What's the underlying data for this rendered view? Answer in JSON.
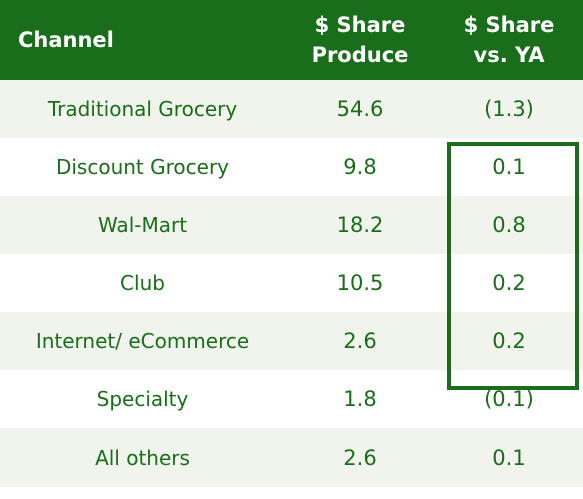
{
  "chart_data": {
    "type": "table",
    "columns": [
      {
        "key": "channel",
        "lines": [
          "Channel"
        ]
      },
      {
        "key": "share_produce",
        "lines": [
          "$ Share",
          "Produce"
        ]
      },
      {
        "key": "share_vs_ya",
        "lines": [
          "$ Share",
          "vs. YA"
        ]
      }
    ],
    "rows": [
      {
        "channel": "Traditional Grocery",
        "share_produce": "54.6",
        "share_vs_ya": "(1.3)"
      },
      {
        "channel": "Discount Grocery",
        "share_produce": "9.8",
        "share_vs_ya": "0.1"
      },
      {
        "channel": "Wal-Mart",
        "share_produce": "18.2",
        "share_vs_ya": "0.8"
      },
      {
        "channel": "Club",
        "share_produce": "10.5",
        "share_vs_ya": "0.2"
      },
      {
        "channel": "Internet/ eCommerce",
        "share_produce": "2.6",
        "share_vs_ya": "0.2"
      },
      {
        "channel": "Specialty",
        "share_produce": "1.8",
        "share_vs_ya": "(0.1)"
      },
      {
        "channel": "All others",
        "share_produce": "2.6",
        "share_vs_ya": "0.1"
      }
    ],
    "highlight": {
      "column": "share_vs_ya",
      "rows": [
        "Discount Grocery",
        "Wal-Mart",
        "Club",
        "Internet/ eCommerce"
      ]
    },
    "colors": {
      "header_background": "#1a6d1a",
      "header_text": "#ffffff",
      "body_text": "#1a6d1a",
      "band_odd": "#f1f4ec",
      "band_even": "#ffffff",
      "highlight_border": "#1a6d1a"
    }
  }
}
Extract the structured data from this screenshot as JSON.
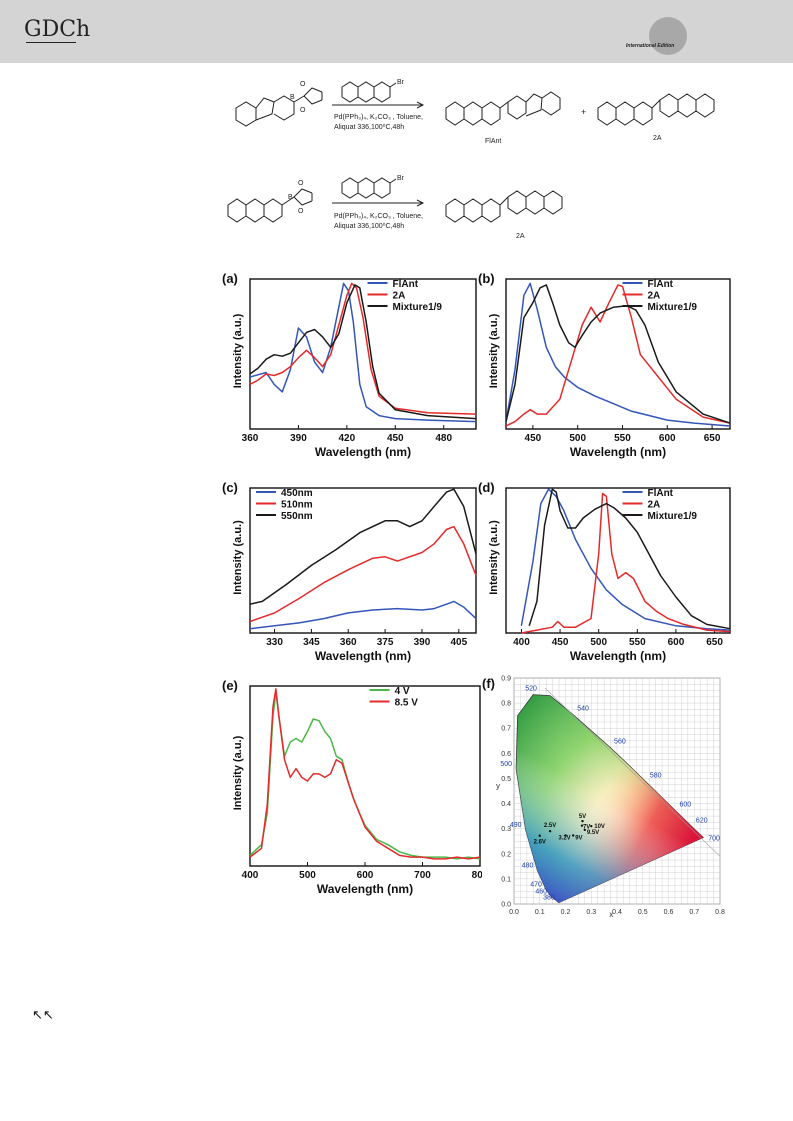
--
*JOB*. Where a line contains "ffffff", copy that line.

*FINISHED EXERCISE*.
      "header_text": "#ffffff",
      "band_even": "#ffffff",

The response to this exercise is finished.